» **Instructions for the task**: Every record must be repeated exactly; omit any pictures they contain.

» **Information shown**:
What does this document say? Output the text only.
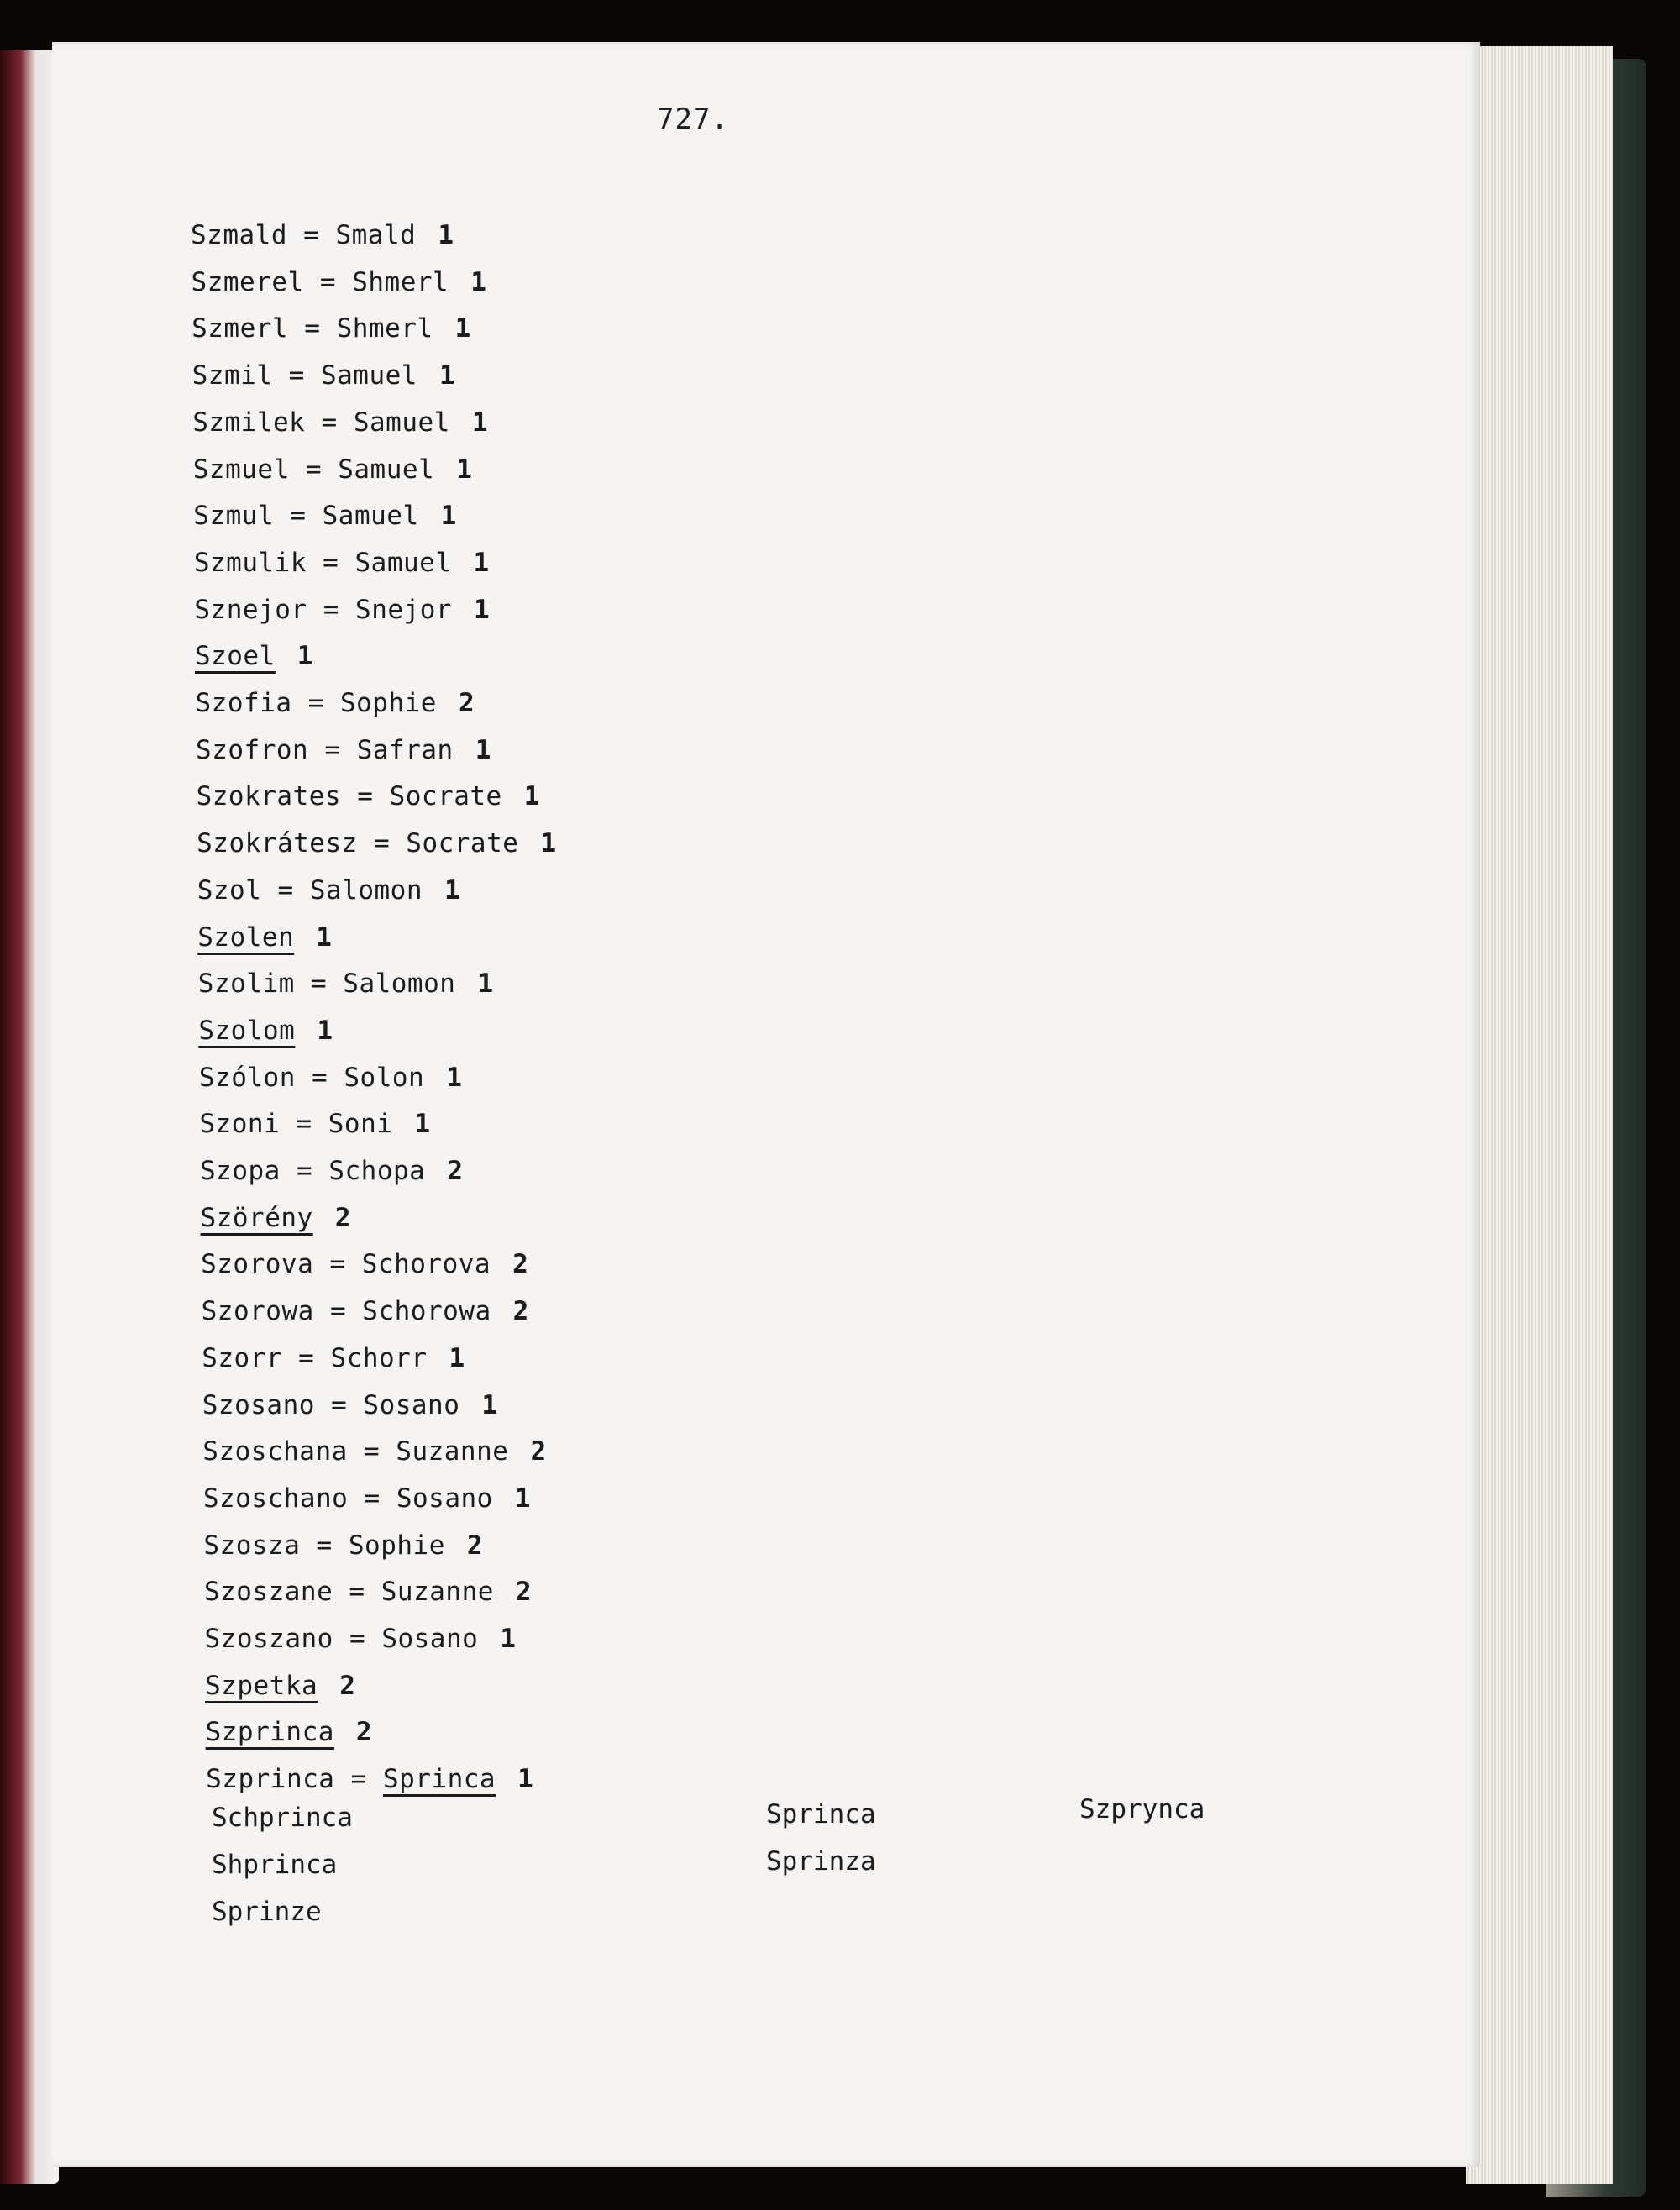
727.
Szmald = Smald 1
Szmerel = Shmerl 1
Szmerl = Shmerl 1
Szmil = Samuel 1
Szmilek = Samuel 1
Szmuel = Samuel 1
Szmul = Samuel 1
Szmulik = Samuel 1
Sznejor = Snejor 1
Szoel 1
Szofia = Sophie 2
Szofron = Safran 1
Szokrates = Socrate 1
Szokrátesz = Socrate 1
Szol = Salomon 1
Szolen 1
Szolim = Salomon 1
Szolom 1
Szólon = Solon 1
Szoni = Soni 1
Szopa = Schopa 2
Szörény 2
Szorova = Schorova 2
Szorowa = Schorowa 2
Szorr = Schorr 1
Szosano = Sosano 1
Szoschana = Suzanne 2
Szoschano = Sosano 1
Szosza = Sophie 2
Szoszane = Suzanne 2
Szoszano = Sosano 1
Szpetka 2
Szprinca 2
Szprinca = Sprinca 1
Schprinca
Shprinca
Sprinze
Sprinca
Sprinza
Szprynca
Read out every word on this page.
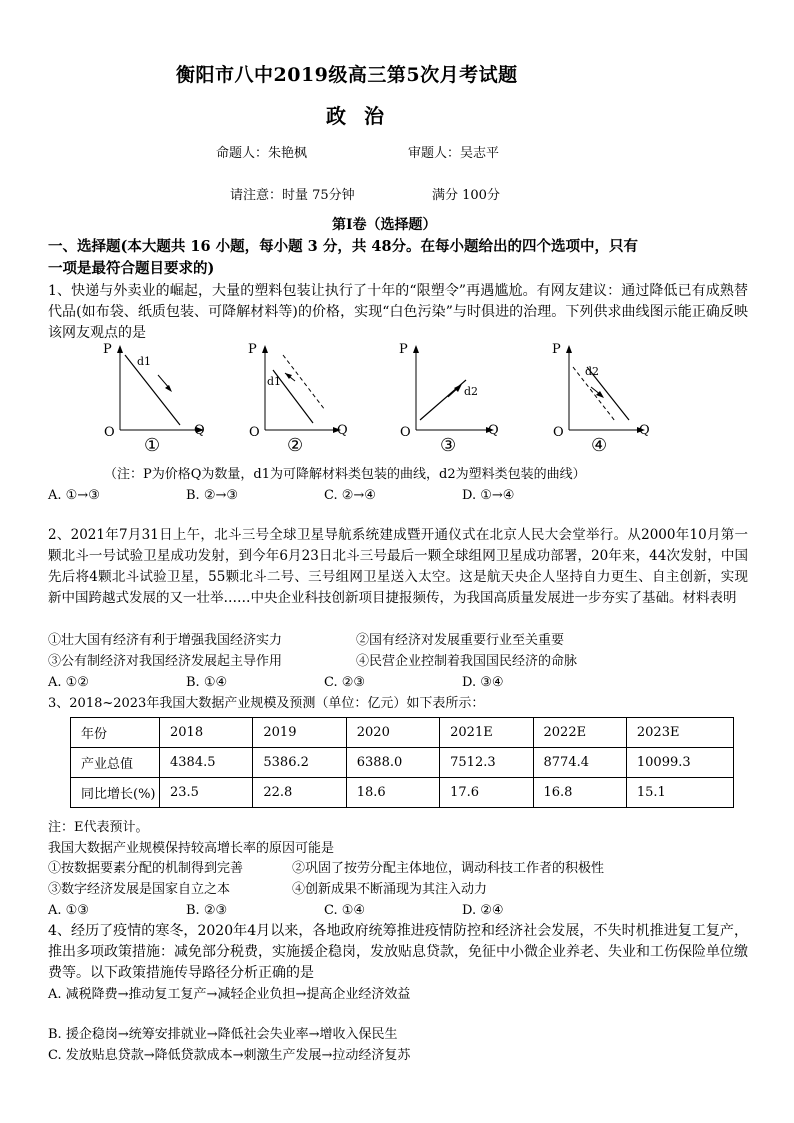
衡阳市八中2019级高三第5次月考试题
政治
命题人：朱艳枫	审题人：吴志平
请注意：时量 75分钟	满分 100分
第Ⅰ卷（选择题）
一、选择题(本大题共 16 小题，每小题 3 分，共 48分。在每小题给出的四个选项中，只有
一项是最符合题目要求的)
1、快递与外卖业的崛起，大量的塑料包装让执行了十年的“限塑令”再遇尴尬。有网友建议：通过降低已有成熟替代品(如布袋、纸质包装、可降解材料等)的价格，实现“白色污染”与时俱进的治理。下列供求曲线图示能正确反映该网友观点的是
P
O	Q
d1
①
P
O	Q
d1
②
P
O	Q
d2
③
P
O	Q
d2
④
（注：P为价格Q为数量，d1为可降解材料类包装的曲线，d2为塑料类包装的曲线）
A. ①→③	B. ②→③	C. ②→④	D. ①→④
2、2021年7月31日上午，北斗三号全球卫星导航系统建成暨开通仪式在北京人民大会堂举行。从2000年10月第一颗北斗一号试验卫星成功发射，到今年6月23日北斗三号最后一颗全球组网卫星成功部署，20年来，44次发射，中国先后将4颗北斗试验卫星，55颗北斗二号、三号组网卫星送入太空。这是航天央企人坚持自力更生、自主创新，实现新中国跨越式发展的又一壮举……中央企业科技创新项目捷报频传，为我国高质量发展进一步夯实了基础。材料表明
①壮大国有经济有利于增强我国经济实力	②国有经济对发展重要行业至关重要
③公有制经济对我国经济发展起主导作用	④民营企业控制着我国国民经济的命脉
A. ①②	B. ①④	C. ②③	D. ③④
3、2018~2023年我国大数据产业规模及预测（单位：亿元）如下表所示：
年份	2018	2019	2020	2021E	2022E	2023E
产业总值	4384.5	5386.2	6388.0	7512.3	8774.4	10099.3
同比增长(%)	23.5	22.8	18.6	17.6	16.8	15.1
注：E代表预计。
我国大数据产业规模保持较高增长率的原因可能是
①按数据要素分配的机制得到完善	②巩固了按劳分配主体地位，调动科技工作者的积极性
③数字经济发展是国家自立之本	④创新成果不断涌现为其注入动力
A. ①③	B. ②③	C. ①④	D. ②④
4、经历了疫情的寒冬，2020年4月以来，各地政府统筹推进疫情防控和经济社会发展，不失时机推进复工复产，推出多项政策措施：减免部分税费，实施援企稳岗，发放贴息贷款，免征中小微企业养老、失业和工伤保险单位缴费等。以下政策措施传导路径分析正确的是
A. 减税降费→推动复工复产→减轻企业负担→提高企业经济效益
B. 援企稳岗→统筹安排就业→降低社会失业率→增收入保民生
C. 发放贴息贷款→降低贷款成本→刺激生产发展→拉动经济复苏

» **Solution**:
What does this document say? Output the text only.
727.
Szmald = Smald 1
Szmerel = Shmerl 1
Szmerl = Shmerl 1
Szmil = Samuel 1
Szmilek = Samuel 1
Szmuel = Samuel 1
Szmul = Samuel 1
Szmulik = Samuel 1
Sznejor = Snejor 1
Szoel 1
Szofia = Sophie 2
Szofron = Safran 1
Szokrates = Socrate 1
Szokrátesz = Socrate 1
Szol = Salomon 1
Szolen 1
Szolim = Salomon 1
Szolom 1
Szólon = Solon 1
Szoni = Soni 1
Szopa = Schopa 2
Szörény 2
Szorova = Schorova 2
Szorowa = Schorowa 2
Szorr = Schorr 1
Szosano = Sosano 1
Szoschana = Suzanne 2
Szoschano = Sosano 1
Szosza = Sophie 2
Szoszane = Suzanne 2
Szoszano = Sosano 1
Szpetka 2
Szprinca 2
Szprinca = Sprinca 1
Schprinca
Shprinca
Sprinze
Sprinca
Sprinza
Szprynca
Read out every word on this page.
衡阳市八中2019级高三第5次月考试题
政治
命题人：朱艳枫	审题人：吴志平
请注意：时量 75分钟	满分 100分
第Ⅰ卷（选择题）
一、选择题(本大题共 16 小题，每小题 3 分，共 48分。在每小题给出的四个选项中，只有
一项是最符合题目要求的)
1、快递与外卖业的崛起，大量的塑料包装让执行了十年的“限塑令”再遇尴尬。有网友建议：通过降低已有成熟替代品(如布袋、纸质包装、可降解材料等)的价格，实现“白色污染”与时俱进的治理。下列供求曲线图示能正确反映该网友观点的是
P
O	Q
d1
①
P
O	Q
d1
②
P
O	Q
d2
③
P
O	Q
d2
④
（注：P为价格Q为数量，d1为可降解材料类包装的曲线，d2为塑料类包装的曲线）
A. ①→③	B. ②→③	C. ②→④	D. ①→④
2、2021年7月31日上午，北斗三号全球卫星导航系统建成暨开通仪式在北京人民大会堂举行。从2000年10月第一颗北斗一号试验卫星成功发射，到今年6月23日北斗三号最后一颗全球组网卫星成功部署，20年来，44次发射，中国先后将4颗北斗试验卫星，55颗北斗二号、三号组网卫星送入太空。这是航天央企人坚持自力更生、自主创新，实现新中国跨越式发展的又一壮举……中央企业科技创新项目捷报频传，为我国高质量发展进一步夯实了基础。材料表明
①壮大国有经济有利于增强我国经济实力	②国有经济对发展重要行业至关重要
③公有制经济对我国经济发展起主导作用	④民营企业控制着我国国民经济的命脉
A. ①②	B. ①④	C. ②③	D. ③④
3、2018~2023年我国大数据产业规模及预测（单位：亿元）如下表所示：
年份	2018	2019	2020	2021E	2022E	2023E
产业总值	4384.5	5386.2	6388.0	7512.3	8774.4	10099.3
同比增长(%)	23.5	22.8	18.6	17.6	16.8	15.1
注：E代表预计。
我国大数据产业规模保持较高增长率的原因可能是
①按数据要素分配的机制得到完善	②巩固了按劳分配主体地位，调动科技工作者的积极性
③数字经济发展是国家自立之本	④创新成果不断涌现为其注入动力
A. ①③	B. ②③	C. ①④	D. ②④
4、经历了疫情的寒冬，2020年4月以来，各地政府统筹推进疫情防控和经济社会发展，不失时机推进复工复产，推出多项政策措施：减免部分税费，实施援企稳岗，发放贴息贷款，免征中小微企业养老、失业和工伤保险单位缴费等。以下政策措施传导路径分析正确的是
A. 减税降费→推动复工复产→减轻企业负担→提高企业经济效益
B. 援企稳岗→统筹安排就业→降低社会失业率→增收入保民生
C. 发放贴息贷款→降低贷款成本→刺激生产发展→拉动经济复苏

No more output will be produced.